EXERCISE REQUIREMENTS: How many lines in the records below contain the word "JSON"? Give only the number.

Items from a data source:
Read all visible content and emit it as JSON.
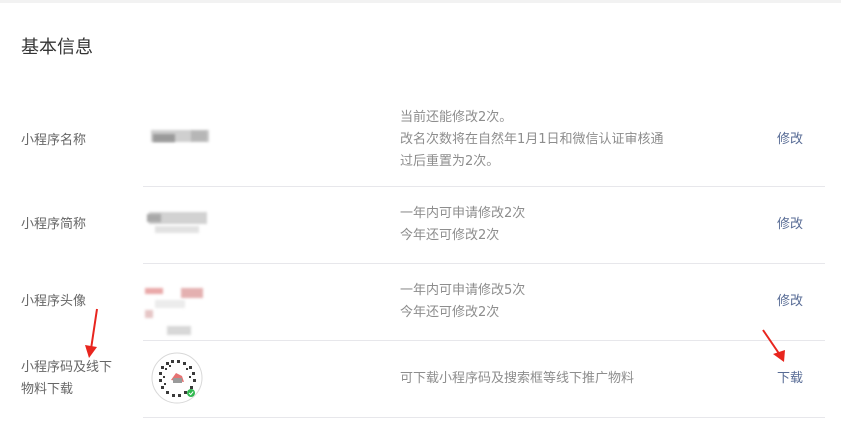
{
  "section": {
    "title": "基本信息"
  },
  "rows": [
    {
      "label": "小程序名称",
      "desc": [
        "当前还能修改2次。",
        "改名次数将在自然年1月1日和微信认证审核通",
        "过后重置为2次。"
      ],
      "action": "修改"
    },
    {
      "label": "小程序简称",
      "desc": [
        "一年内可申请修改2次",
        "今年还可修改2次"
      ],
      "action": "修改"
    },
    {
      "label": "小程序头像",
      "desc": [
        "一年内可申请修改5次",
        "今年还可修改2次"
      ],
      "action": "修改"
    },
    {
      "label_lines": [
        "小程序码及线下",
        "物料下载"
      ],
      "desc": [
        "可下载小程序码及搜索框等线下推广物料"
      ],
      "action": "下载"
    }
  ],
  "colors": {
    "link": "#576b95",
    "annotation_arrow": "#e8251e"
  },
  "icons": {
    "qr": "mini-program-code-icon",
    "arrow": "red-annotation-arrow"
  }
}
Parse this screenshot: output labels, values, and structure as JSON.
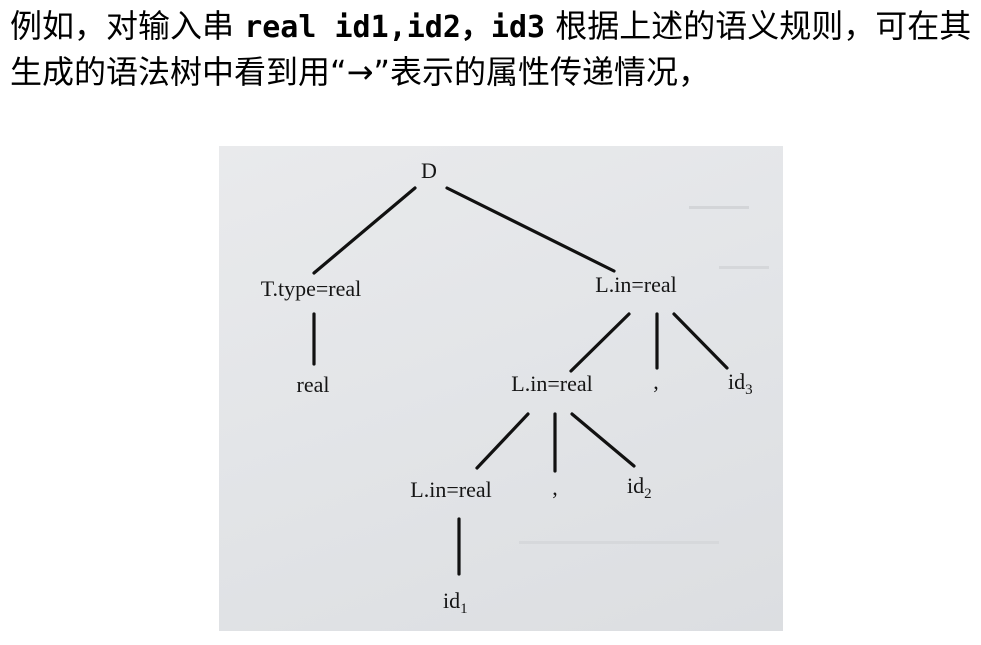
{
  "intro": {
    "part1": "例如，对输入串 ",
    "code": "real id1,id2，id3",
    "part2": " 根据上述的语义规则，可在其生成的语法树中看到用“→”表示的属性传递情况，"
  },
  "tree": {
    "nodes": {
      "root": "D",
      "type_node": "T.type=real",
      "real_leaf": "real",
      "list_top": "L.in=real",
      "list_mid": "L.in=real",
      "comma_top": ",",
      "id3_base": "id",
      "id3_sub": "3",
      "list_low": "L.in=real",
      "comma_mid": ",",
      "id2_base": "id",
      "id2_sub": "2",
      "id1_base": "id",
      "id1_sub": "1"
    }
  }
}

RESPONSE TO THIS TASK: 2